**What you should do:** Retype the line where "Read all visible content and emit it as JSON." appears and each line that follows it down to the last line of the records below. Leave the pictures out.

**Provided material:**
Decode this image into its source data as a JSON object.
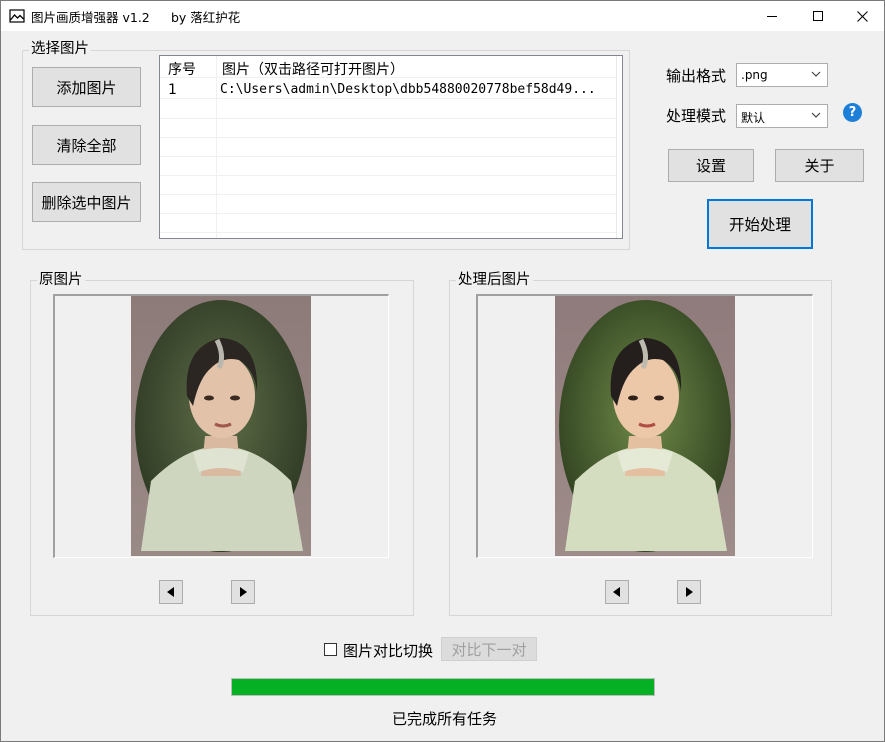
{
  "window": {
    "title": "图片画质增强器 v1.2",
    "author": "by 落红护花",
    "minimize_glyph": "—",
    "close_glyph": "✕"
  },
  "select_group": {
    "label": "选择图片",
    "add_button": "添加图片",
    "clear_button": "清除全部",
    "delete_selected_button": "删除选中图片"
  },
  "file_table": {
    "columns": [
      "序号",
      "图片（双击路径可打开图片）"
    ],
    "rows": [
      [
        "1",
        "C:\\Users\\admin\\Desktop\\dbb54880020778bef58d49..."
      ]
    ]
  },
  "settings": {
    "output_format_label": "输出格式",
    "output_format_value": ".png",
    "mode_label": "处理模式",
    "mode_value": "默认",
    "help_glyph": "?",
    "settings_button": "设置",
    "about_button": "关于",
    "start_button": "开始处理"
  },
  "original_group": {
    "label": "原图片"
  },
  "processed_group": {
    "label": "处理后图片"
  },
  "compare": {
    "checkbox_label": "图片对比切换",
    "checked": false,
    "next_pair_button": "对比下一对"
  },
  "progress": {
    "fraction": 1.0,
    "color": "#06b025",
    "status_text": "已完成所有任务"
  },
  "icons": {
    "app": "app-picture-icon",
    "prev": "triangle-left-icon",
    "next": "triangle-right-icon",
    "dropdown": "chevron-down-icon"
  }
}
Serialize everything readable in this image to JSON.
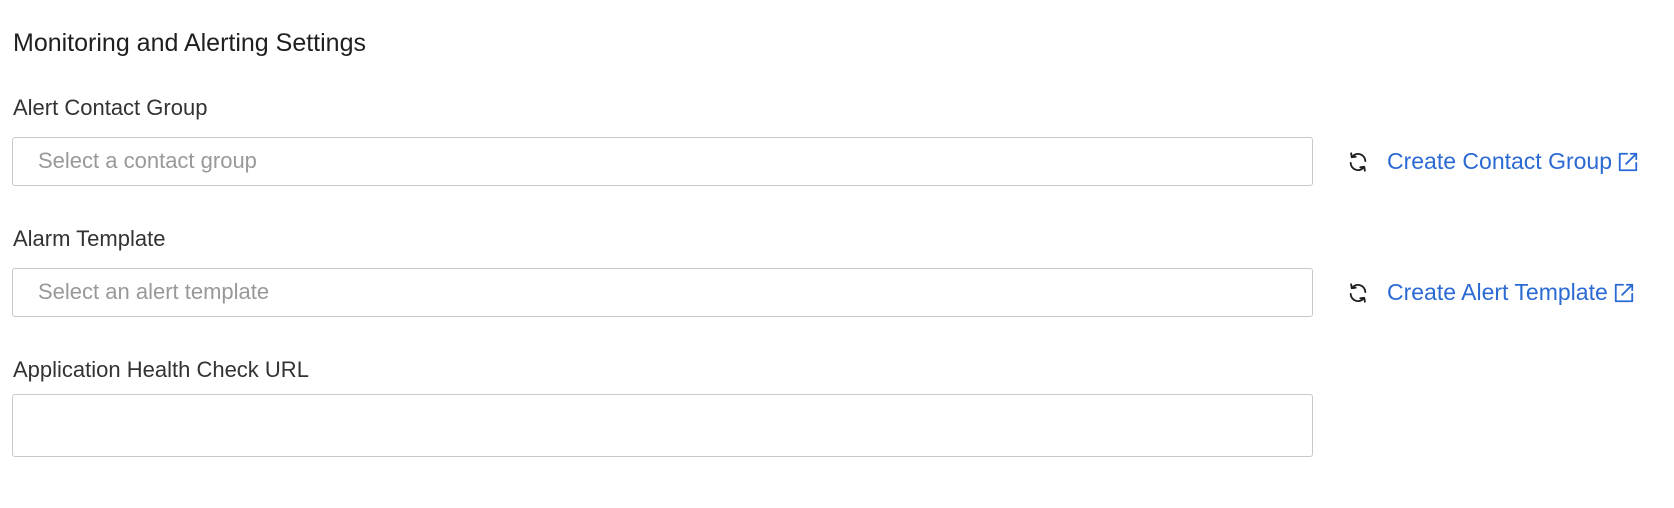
{
  "section": {
    "title": "Monitoring and Alerting Settings"
  },
  "fields": {
    "contact_group": {
      "label": "Alert Contact Group",
      "placeholder": "Select a contact group",
      "refresh_icon": "refresh-icon",
      "create_link": "Create Contact Group",
      "create_link_icon": "external-link-icon"
    },
    "alarm_template": {
      "label": "Alarm Template",
      "placeholder": "Select an alert template",
      "refresh_icon": "refresh-icon",
      "create_link": "Create Alert Template",
      "create_link_icon": "external-link-icon"
    },
    "health_check": {
      "label": "Application Health Check URL",
      "value": ""
    }
  },
  "colors": {
    "link": "#2b6ad3",
    "border": "#c9c9c9",
    "placeholder": "#999999",
    "label": "#333333"
  }
}
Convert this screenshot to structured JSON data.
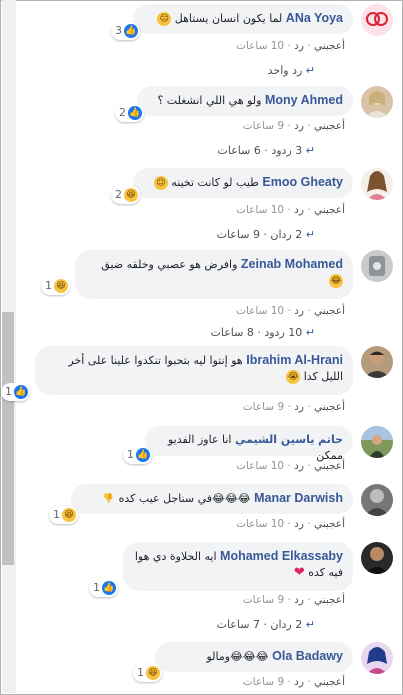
{
  "labels": {
    "like": "أعجبني",
    "reply": "رد",
    "sep": "·"
  },
  "comments": [
    {
      "name": "ANa Yoya",
      "text": "لما يكون انسان يستاهل",
      "emoji": "😑",
      "reaction_count": "3",
      "time": "10 ساعات",
      "replies": "رد واحد"
    },
    {
      "name": "Mony Ahmed",
      "text": "ولو هي اللي انشغلت ؟",
      "reaction_count": "2",
      "time": "9 ساعات",
      "replies": "3 ردود · 6 ساعات"
    },
    {
      "name": "Emoo Gheaty",
      "text": "طيب لو كانت تخينه",
      "emoji": "😉",
      "reaction_count": "2",
      "time": "10 ساعات",
      "replies": "2 ردان · 9 ساعات"
    },
    {
      "name": "Zeinab Mohamed",
      "text": "وافرض هو عصبي وخلقه ضيق",
      "emoji": "😂",
      "reaction_count": "1",
      "time": "10 ساعات",
      "replies": "10 ردود · 8 ساعات"
    },
    {
      "name": "Ibrahim Al-Hrani",
      "text": "هو إنتوا ليه بتحبوا تنكدوا علينا على أخر الليل كدا",
      "emoji": "😭",
      "reaction_count": "1",
      "time": "9 ساعات"
    },
    {
      "name": "حاتم ياسين الشيمي",
      "text": "انا عاوز الفديو ممكن",
      "reaction_count": "1",
      "time": "10 ساعات"
    },
    {
      "name": "Manar Darwish",
      "text": "😂😂😂في سناجل عيب كده",
      "emoji": "👎",
      "reaction_count": "1",
      "time": "10 ساعات"
    },
    {
      "name": "Mohamed Elkassaby",
      "text": "ايه الحلاوة دي هوا فيه كده",
      "emoji": "❤",
      "reaction_count": "1",
      "time": "9 ساعات",
      "replies": "2 ردان · 7 ساعات"
    },
    {
      "name": "Ola Badawy",
      "text": "😂😂😂ومالو",
      "reaction_count": "1",
      "time": "9 ساعات"
    }
  ]
}
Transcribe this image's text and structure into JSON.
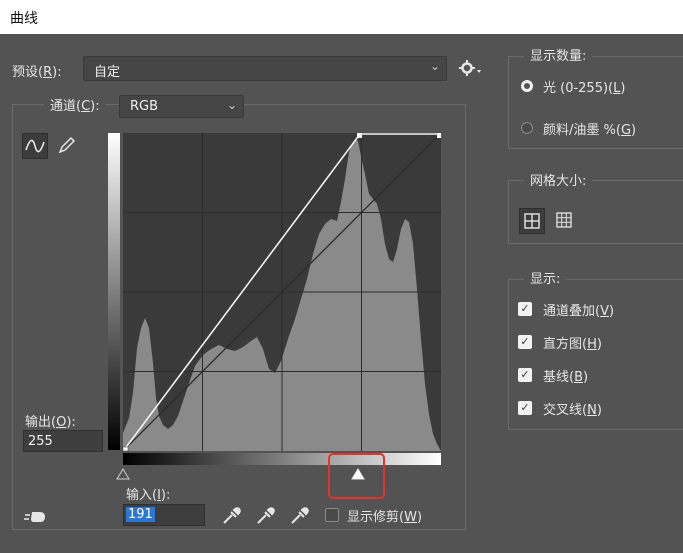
{
  "window": {
    "title": "曲线"
  },
  "preset": {
    "label": "预设(",
    "key": "R",
    "suffix": "):",
    "value": "自定"
  },
  "channel": {
    "label": "通道(",
    "key": "C",
    "suffix": "):",
    "value": "RGB"
  },
  "display_amount": {
    "legend": "显示数量:",
    "options": [
      {
        "text": "光 (0-255)(",
        "key": "L",
        "suffix": ")",
        "selected": true
      },
      {
        "text": "颜料/油墨 %(",
        "key": "G",
        "suffix": ")",
        "selected": false
      }
    ]
  },
  "grid_size": {
    "legend": "网格大小:"
  },
  "show": {
    "legend": "显示:",
    "items": [
      {
        "text": "通道叠加(",
        "key": "V",
        "suffix": ")",
        "checked": true
      },
      {
        "text": "直方图(",
        "key": "H",
        "suffix": ")",
        "checked": true
      },
      {
        "text": "基线(",
        "key": "B",
        "suffix": ")",
        "checked": true
      },
      {
        "text": "交叉线(",
        "key": "N",
        "suffix": ")",
        "checked": true
      }
    ]
  },
  "output": {
    "label": "输出(",
    "key": "O",
    "suffix": "):",
    "value": "255"
  },
  "input": {
    "label": "输入(",
    "key": "I",
    "suffix": "):",
    "value": "191"
  },
  "show_clipping": {
    "text": "显示修剪(",
    "key": "W",
    "suffix": ")",
    "checked": false
  },
  "colors": {
    "highlight": "#e8312b",
    "selection": "#2a78d0"
  }
}
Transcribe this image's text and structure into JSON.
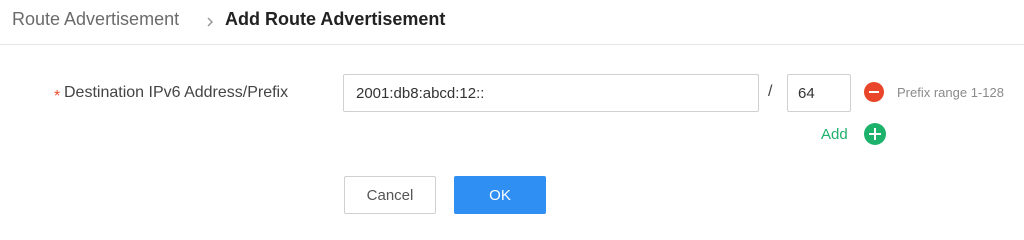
{
  "breadcrumb": {
    "parent": "Route Advertisement",
    "current": "Add Route Advertisement"
  },
  "form": {
    "required_mark": "*",
    "destination_label": "Destination IPv6 Address/Prefix",
    "address_value": "2001:db8:abcd:12::",
    "separator": "/",
    "prefix_value": "64",
    "prefix_hint": "Prefix range 1-128",
    "add_label": "Add"
  },
  "actions": {
    "cancel_label": "Cancel",
    "ok_label": "OK"
  },
  "colors": {
    "required": "#e8502e",
    "remove": "#e8452a",
    "add": "#1db26b",
    "primary": "#2f8ff2"
  },
  "icons": {
    "separator": "chevron-right-icon",
    "remove": "minus-circle-icon",
    "add": "plus-circle-icon"
  }
}
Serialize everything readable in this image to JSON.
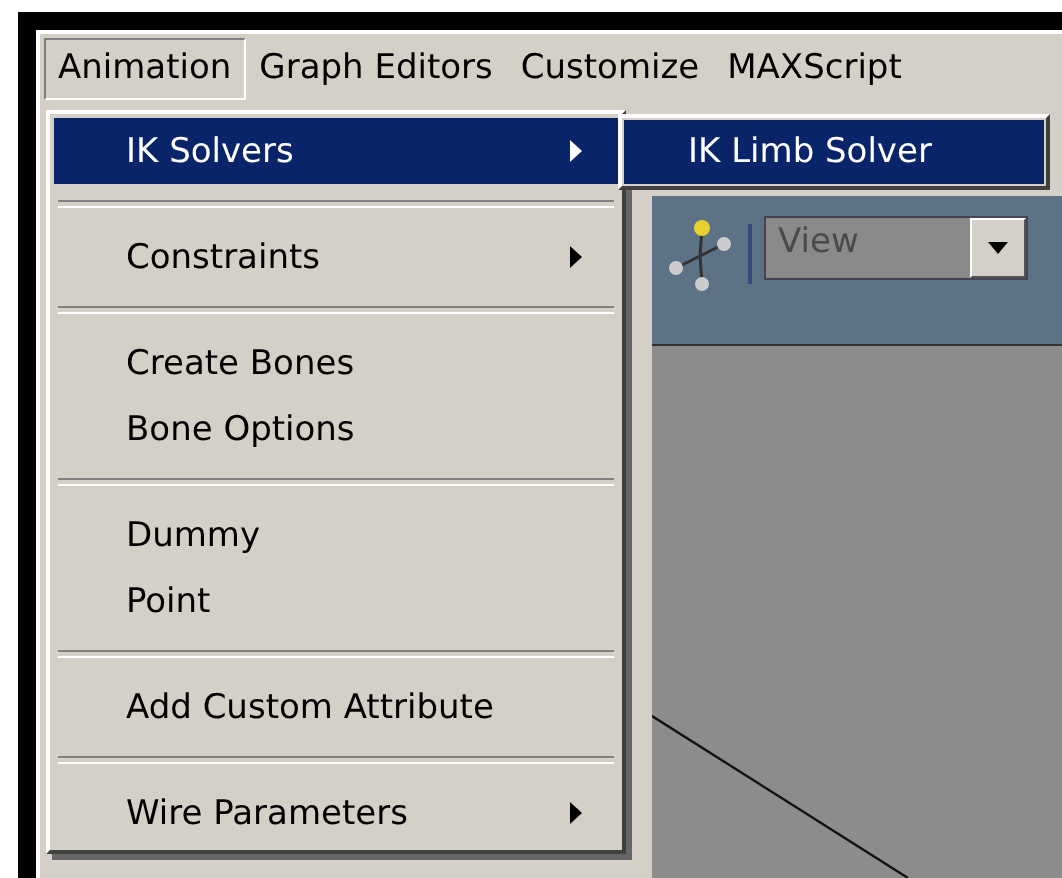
{
  "menubar": [
    {
      "label": "Animation",
      "selected": true
    },
    {
      "label": "Graph Editors",
      "selected": false
    },
    {
      "label": "Customize",
      "selected": false
    },
    {
      "label": "MAXScript",
      "selected": false
    }
  ],
  "menu": {
    "groups": [
      [
        {
          "label": "IK Solvers",
          "selected": true,
          "submenu": true
        }
      ],
      [
        {
          "label": "Constraints",
          "selected": false,
          "submenu": true
        }
      ],
      [
        {
          "label": "Create Bones",
          "selected": false,
          "submenu": false
        },
        {
          "label": "Bone Options",
          "selected": false,
          "submenu": false
        }
      ],
      [
        {
          "label": "Dummy",
          "selected": false,
          "submenu": false
        },
        {
          "label": "Point",
          "selected": false,
          "submenu": false
        }
      ],
      [
        {
          "label": "Add Custom Attribute",
          "selected": false,
          "submenu": false
        }
      ],
      [
        {
          "label": "Wire Parameters",
          "selected": false,
          "submenu": true
        }
      ]
    ]
  },
  "submenu": {
    "items": [
      {
        "label": "IK Limb Solver",
        "selected": true
      }
    ]
  },
  "viewport": {
    "view_dropdown": {
      "value": "View",
      "disabled": true
    }
  }
}
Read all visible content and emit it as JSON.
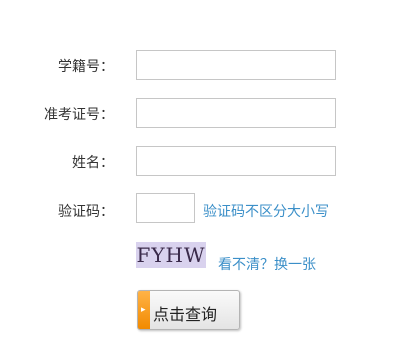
{
  "form": {
    "student_id_label": "学籍号：",
    "exam_no_label": "准考证号：",
    "name_label": "姓名：",
    "captcha_label": "验证码：",
    "captcha_hint": "验证码不区分大小写",
    "captcha_text": "FYHW",
    "refresh_captcha_link": "看不清？换一张",
    "submit_label": "点击查询",
    "student_id_value": "",
    "exam_no_value": "",
    "name_value": "",
    "captcha_value": ""
  },
  "colors": {
    "link": "#3b8fc8",
    "button_accent": "#f28a00",
    "captcha_bg": "#d9d2ee"
  },
  "icons": {
    "submit_icon": "arrow-icon"
  }
}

**Finished answer:**
Read all visible content and emit it as JSON.
{
  "form": {
    "student_id_label": "学籍号：",
    "exam_no_label": "准考证号：",
    "name_label": "姓名：",
    "captcha_label": "验证码：",
    "captcha_hint": "验证码不区分大小写",
    "captcha_text": "FYHW",
    "refresh_captcha_link": "看不清？换一张",
    "submit_label": "点击查询",
    "student_id_value": "",
    "exam_no_value": "",
    "name_value": "",
    "captcha_value": ""
  },
  "colors": {
    "link": "#3b8fc8",
    "button_accent": "#f28a00",
    "captcha_bg": "#d9d2ee"
  },
  "icons": {
    "submit_icon": "arrow-icon"
  }
}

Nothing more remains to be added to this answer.